:: Excerpted records ::

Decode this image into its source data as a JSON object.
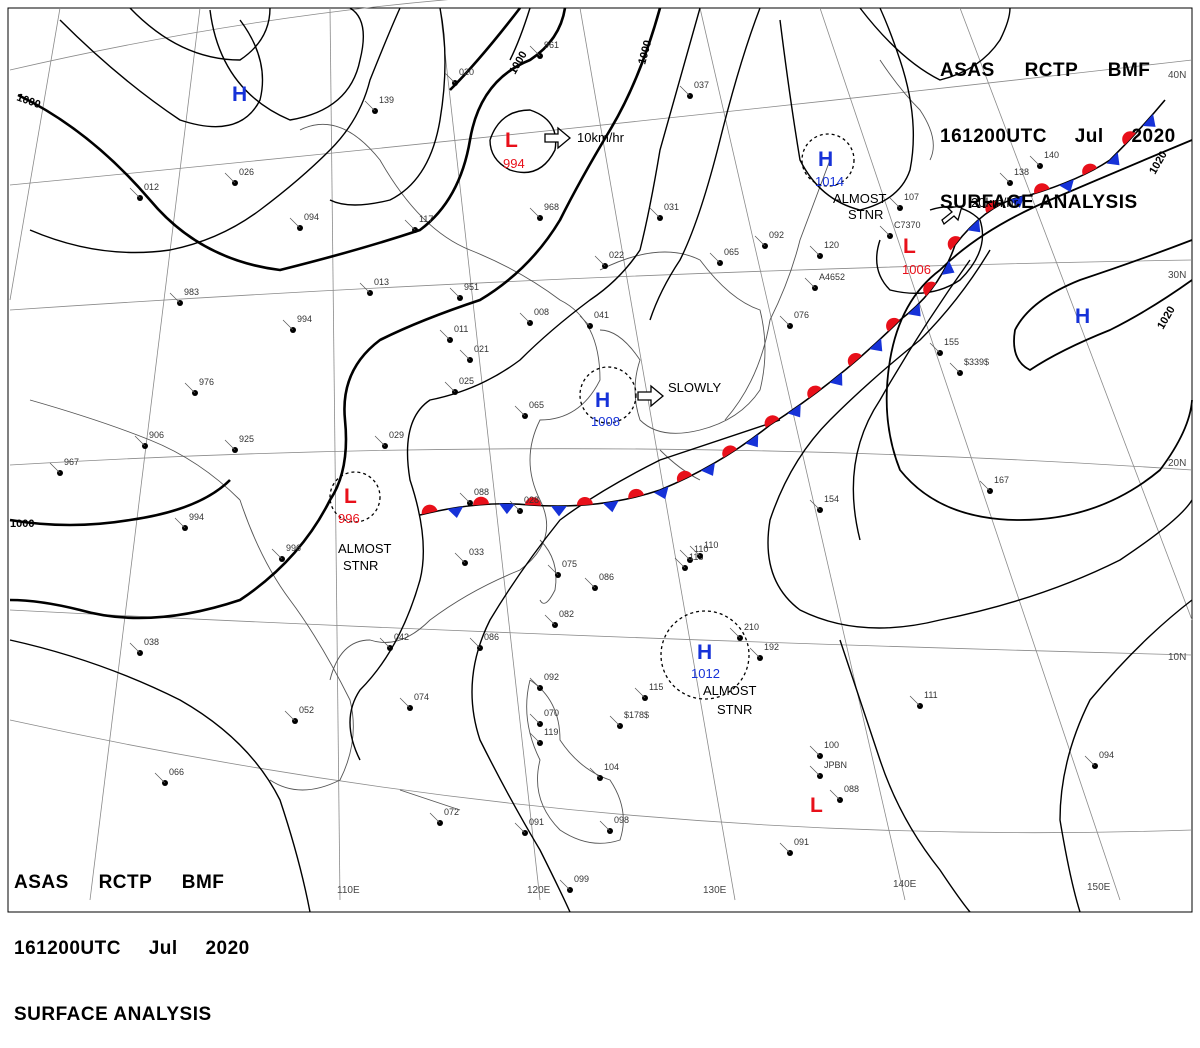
{
  "header": {
    "line1": [
      "ASAS",
      "RCTP",
      "BMF"
    ],
    "line2": [
      "161200UTC",
      "Jul",
      "2020"
    ],
    "line3": "SURFACE ANALYSIS"
  },
  "colors": {
    "low": "#e8101a",
    "high": "#1632d8",
    "warm_front": "#e8101a",
    "cold_front": "#1632d8",
    "isobar": "#000000",
    "grid": "#8a8a8a",
    "coast": "#555555"
  },
  "isobars": [
    "1000",
    "1000",
    "1000",
    "1000",
    "1020",
    "1020"
  ],
  "lat_labels": [
    "30N",
    "20N",
    "10N"
  ],
  "lon_labels": [
    "110E",
    "120E",
    "130E",
    "140E",
    "150E"
  ],
  "systems": [
    {
      "type": "H",
      "value": ""
    },
    {
      "type": "L",
      "value": "994"
    },
    {
      "type": "H",
      "value": "1014"
    },
    {
      "type": "L",
      "value": "1006"
    },
    {
      "type": "H",
      "value": "1008"
    },
    {
      "type": "L",
      "value": "996"
    },
    {
      "type": "H",
      "value": "1012"
    },
    {
      "type": "H",
      "value": ""
    },
    {
      "type": "L",
      "value": ""
    }
  ],
  "annotations": [
    "10km/hr",
    "20km/hr",
    "SLOWLY",
    "ALMOST",
    "STNR",
    "ALMOST",
    "STNR",
    "ALMOST",
    "STNR"
  ],
  "stations": [
    "961",
    "037",
    "140",
    "020",
    "139",
    "026",
    "012",
    "094",
    "117",
    "013",
    "983",
    "951",
    "994",
    "031",
    "968",
    "022",
    "065",
    "092",
    "120",
    "008",
    "041",
    "011",
    "021",
    "076",
    "025",
    "065",
    "976",
    "906",
    "925",
    "029",
    "967",
    "994",
    "996",
    "033",
    "075",
    "086",
    "082",
    "110",
    "118",
    "088",
    "028",
    "042",
    "038",
    "074",
    "052",
    "086",
    "092",
    "070",
    "119",
    "104",
    "098",
    "091",
    "099",
    "072",
    "066",
    "115",
    "210",
    "192",
    "111",
    "100",
    "088",
    "094",
    "091",
    "155",
    "167",
    "154",
    "110",
    "138",
    "107",
    "C7370",
    "A4652",
    "$178$",
    "$339$",
    "JPBN"
  ],
  "map_meta": {
    "front": "stationary front"
  }
}
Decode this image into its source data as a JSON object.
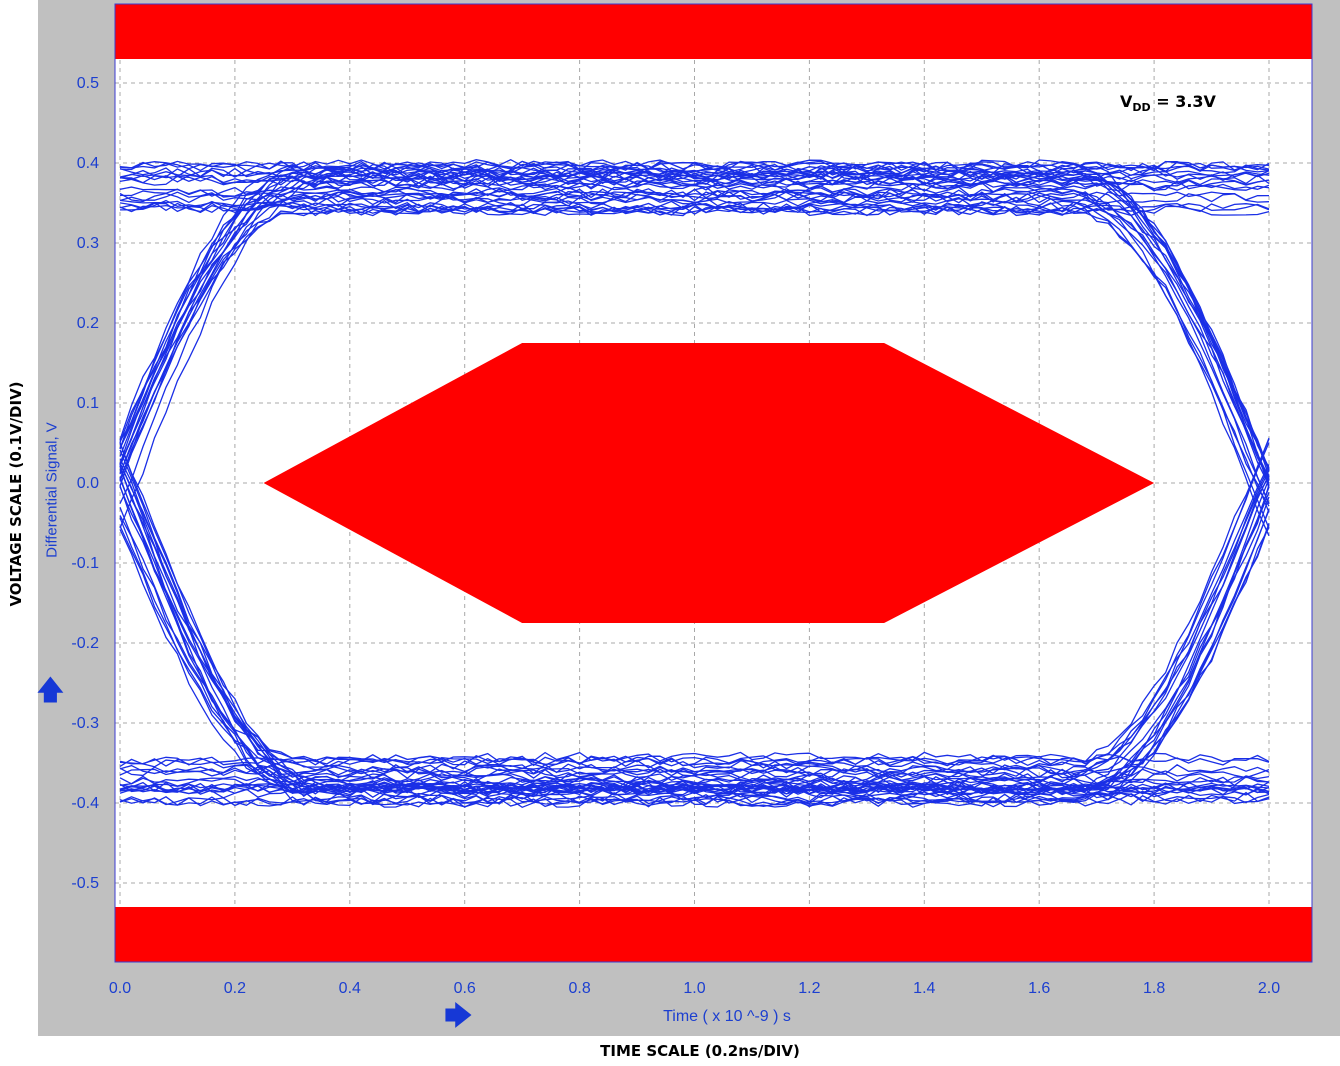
{
  "chart_data": {
    "type": "line",
    "title": "",
    "xlabel": "Time  ( x 10 ^-9 ) s",
    "ylabel": "Differential Signal, V",
    "x_ticks": [
      "0.0",
      "0.2",
      "0.4",
      "0.6",
      "0.8",
      "1.0",
      "1.2",
      "1.4",
      "1.6",
      "1.8",
      "2.0"
    ],
    "y_ticks": [
      "0.5",
      "0.4",
      "0.3",
      "0.2",
      "0.1",
      "0.0",
      "-0.1",
      "-0.2",
      "-0.3",
      "-0.4",
      "-0.5"
    ],
    "xlim": [
      0.0,
      2.0
    ],
    "ylim": [
      -0.6,
      0.6
    ],
    "grid": true,
    "eye_levels": {
      "high": 0.37,
      "low": -0.37,
      "trace_spread": 0.03
    },
    "crossings": [
      0.0,
      2.0
    ],
    "mask": {
      "hexagon": [
        [
          0.25,
          0.0
        ],
        [
          0.7,
          0.175
        ],
        [
          1.33,
          0.175
        ],
        [
          1.8,
          0.0
        ],
        [
          1.33,
          -0.175
        ],
        [
          0.7,
          -0.175
        ]
      ],
      "upper_limit": 0.53,
      "lower_limit": -0.53
    },
    "colors": {
      "trace": "#1a2fe6",
      "mask": "#ff0000",
      "axis_text": "#1c3fd0",
      "grid": "#a8a8a8",
      "plot_bg": "#ffffff",
      "frame_bg": "#c0c0c0"
    }
  },
  "labels": {
    "outer_y": "VOLTAGE SCALE (0.1V/DIV)",
    "outer_x": "TIME SCALE (0.2ns/DIV)",
    "annotation_main": "V",
    "annotation_sub": "DD",
    "annotation_rest": " = 3.3V"
  },
  "icons": {
    "y_arrow": "up-arrow-icon",
    "x_arrow": "right-arrow-icon"
  }
}
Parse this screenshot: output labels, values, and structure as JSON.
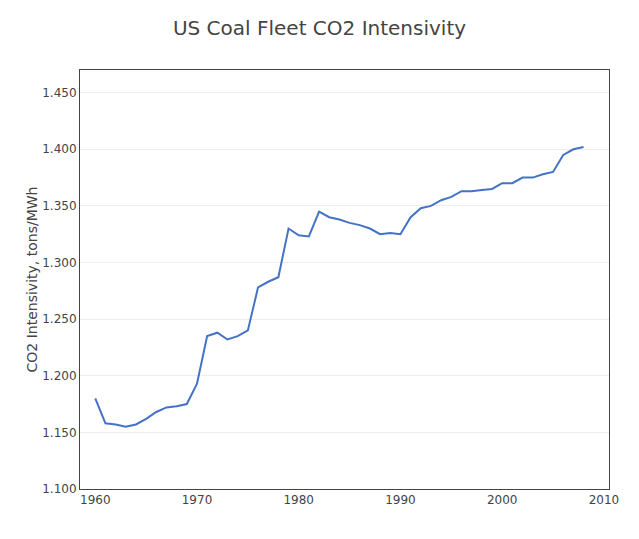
{
  "chart_data": {
    "type": "line",
    "title": "US Coal Fleet CO2 Intensivity",
    "ylabel": "CO2 Intensivity, tons/MWh",
    "x": [
      1960,
      1961,
      1962,
      1963,
      1964,
      1965,
      1966,
      1967,
      1968,
      1969,
      1970,
      1971,
      1972,
      1973,
      1974,
      1975,
      1976,
      1977,
      1978,
      1979,
      1980,
      1981,
      1982,
      1983,
      1984,
      1985,
      1986,
      1987,
      1988,
      1989,
      1990,
      1991,
      1992,
      1993,
      1994,
      1995,
      1996,
      1997,
      1998,
      1999,
      2000,
      2001,
      2002,
      2003,
      2004,
      2005,
      2006,
      2007,
      2008
    ],
    "values": [
      1.18,
      1.158,
      1.157,
      1.155,
      1.157,
      1.162,
      1.168,
      1.172,
      1.173,
      1.175,
      1.193,
      1.235,
      1.238,
      1.232,
      1.235,
      1.24,
      1.278,
      1.283,
      1.287,
      1.33,
      1.324,
      1.323,
      1.345,
      1.34,
      1.338,
      1.335,
      1.333,
      1.33,
      1.325,
      1.326,
      1.325,
      1.34,
      1.348,
      1.35,
      1.355,
      1.358,
      1.363,
      1.363,
      1.364,
      1.365,
      1.37,
      1.37,
      1.375,
      1.375,
      1.378,
      1.38,
      1.395,
      1.4,
      1.402
    ],
    "color": "#4472c4",
    "xlim": [
      1958.5,
      2010.5
    ],
    "ylim": [
      1.1,
      1.47
    ],
    "xticks": [
      1960,
      1970,
      1980,
      1990,
      2000,
      2010
    ],
    "yticks": [
      {
        "value": 1.1,
        "label": "1.100"
      },
      {
        "value": 1.15,
        "label": "1.150"
      },
      {
        "value": 1.2,
        "label": "1.200"
      },
      {
        "value": 1.25,
        "label": "1.250"
      },
      {
        "value": 1.3,
        "label": "1.300"
      },
      {
        "value": 1.35,
        "label": "1.350"
      },
      {
        "value": 1.4,
        "label": "1.400"
      },
      {
        "value": 1.45,
        "label": "1.450"
      }
    ],
    "grid": true
  }
}
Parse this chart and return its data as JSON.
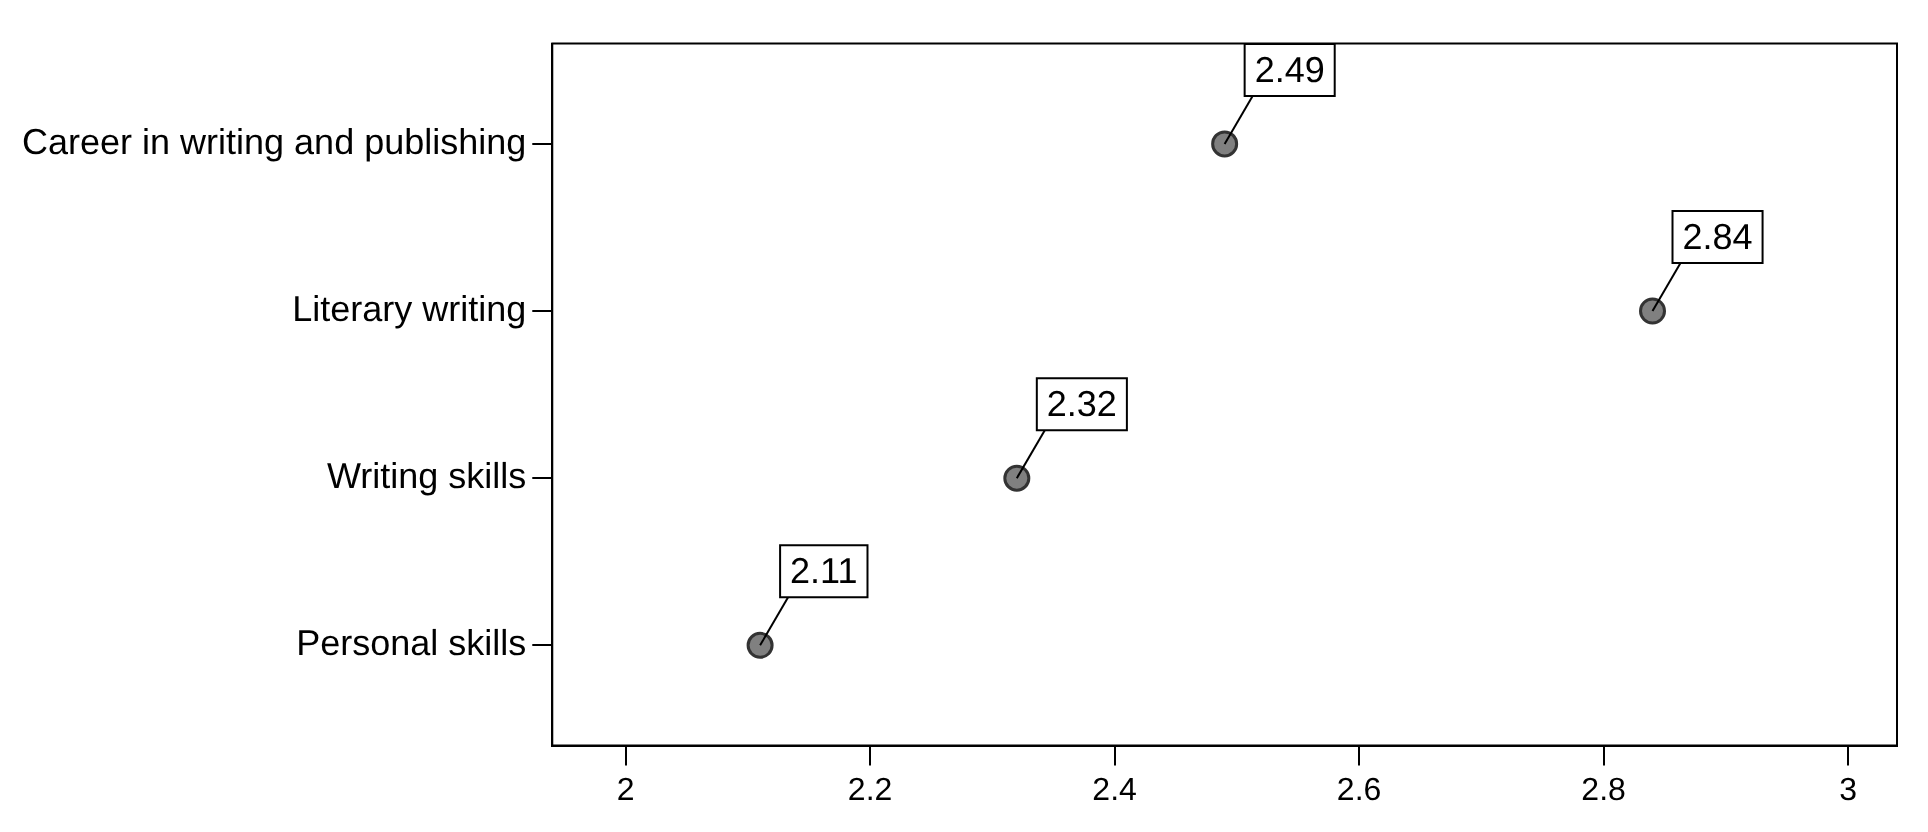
{
  "chart_data": {
    "type": "scatter",
    "orientation": "horizontal",
    "categories": [
      "Career in writing and publishing",
      "Literary writing",
      "Writing skills",
      "Personal skills"
    ],
    "values": [
      2.49,
      2.84,
      2.32,
      2.11
    ],
    "color": "#808080",
    "marker": "circle",
    "data_labels": true,
    "grid": false,
    "legend": false,
    "xlim": [
      1.94,
      3.04
    ],
    "xticks": [
      2,
      {
        "value": 2.2,
        "label": "2.2"
      },
      {
        "value": 2.4,
        "label": "2.4"
      },
      {
        "value": 2.6,
        "label": "2.6"
      },
      {
        "value": 2.8,
        "label": "2.8"
      },
      3
    ]
  }
}
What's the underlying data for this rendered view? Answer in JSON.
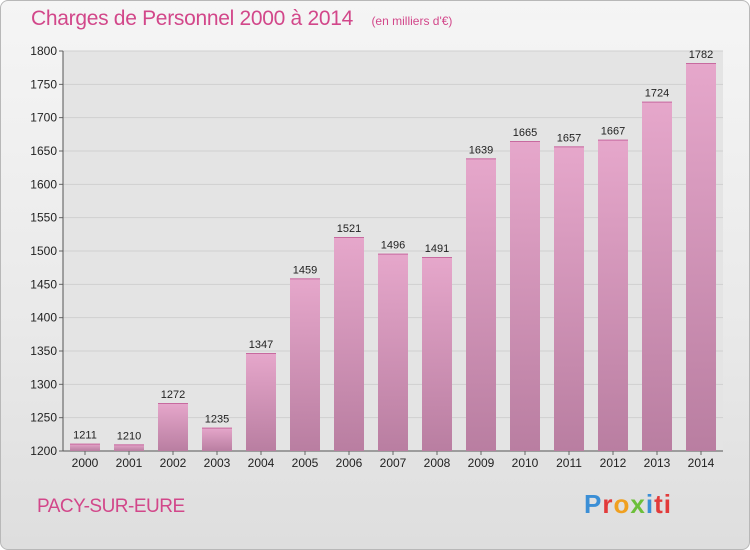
{
  "header": {
    "title": "Charges de Personnel 2000 à 2014",
    "subtitle": "(en milliers d'€)"
  },
  "footer": {
    "place": "PACY-SUR-EURE",
    "logo_text": "Proxiti"
  },
  "colors": {
    "accent": "#d2478a",
    "bar_top": "#e6a7cb",
    "bar_bottom": "#b97ea1"
  },
  "chart_data": {
    "type": "bar",
    "title": "Charges de Personnel 2000 à 2014",
    "subtitle": "(en milliers d'€)",
    "xlabel": "",
    "ylabel": "",
    "categories": [
      "2000",
      "2001",
      "2002",
      "2003",
      "2004",
      "2005",
      "2006",
      "2007",
      "2008",
      "2009",
      "2010",
      "2011",
      "2012",
      "2013",
      "2014"
    ],
    "values": [
      1211,
      1210,
      1272,
      1235,
      1347,
      1459,
      1521,
      1496,
      1491,
      1639,
      1665,
      1657,
      1667,
      1724,
      1782
    ],
    "ylim": [
      1200,
      1800
    ],
    "yticks": [
      1200,
      1250,
      1300,
      1350,
      1400,
      1450,
      1500,
      1550,
      1600,
      1650,
      1700,
      1750,
      1800
    ],
    "grid": true,
    "legend": "none"
  }
}
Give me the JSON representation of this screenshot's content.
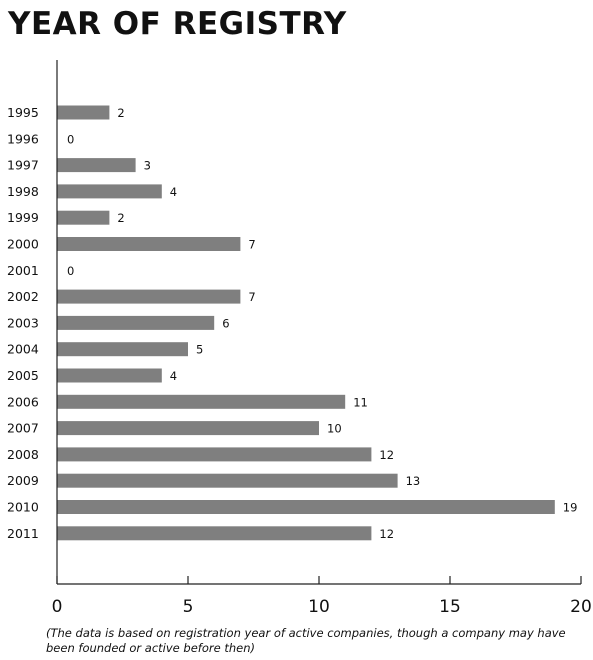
{
  "chart_data": {
    "type": "bar",
    "orientation": "horizontal",
    "title": "YEAR OF REGISTRY",
    "categories": [
      "1995",
      "1996",
      "1997",
      "1998",
      "1999",
      "2000",
      "2001",
      "2002",
      "2003",
      "2004",
      "2005",
      "2006",
      "2007",
      "2008",
      "2009",
      "2010",
      "2011"
    ],
    "values": [
      2,
      0,
      3,
      4,
      2,
      7,
      0,
      7,
      6,
      5,
      4,
      11,
      10,
      12,
      13,
      19,
      12
    ],
    "xlim": [
      0,
      20
    ],
    "xticks": [
      0,
      5,
      10,
      15,
      20
    ],
    "xlabel": "",
    "ylabel": "",
    "grid": false,
    "legend": "none",
    "data_labels": true,
    "bar_color": "#7f7f7f",
    "note": "(The data is based on registration year of active companies, though a company may have been founded or active before then)"
  }
}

:::

_Goal of the exercise_
Copy out every line where the word "SCALE" occurs.

_Task output_
    "outer_y": "VOLTAGE SCALE (0.1V/DIV)",
    "outer_x": "TIME SCALE (0.2ns/DIV)",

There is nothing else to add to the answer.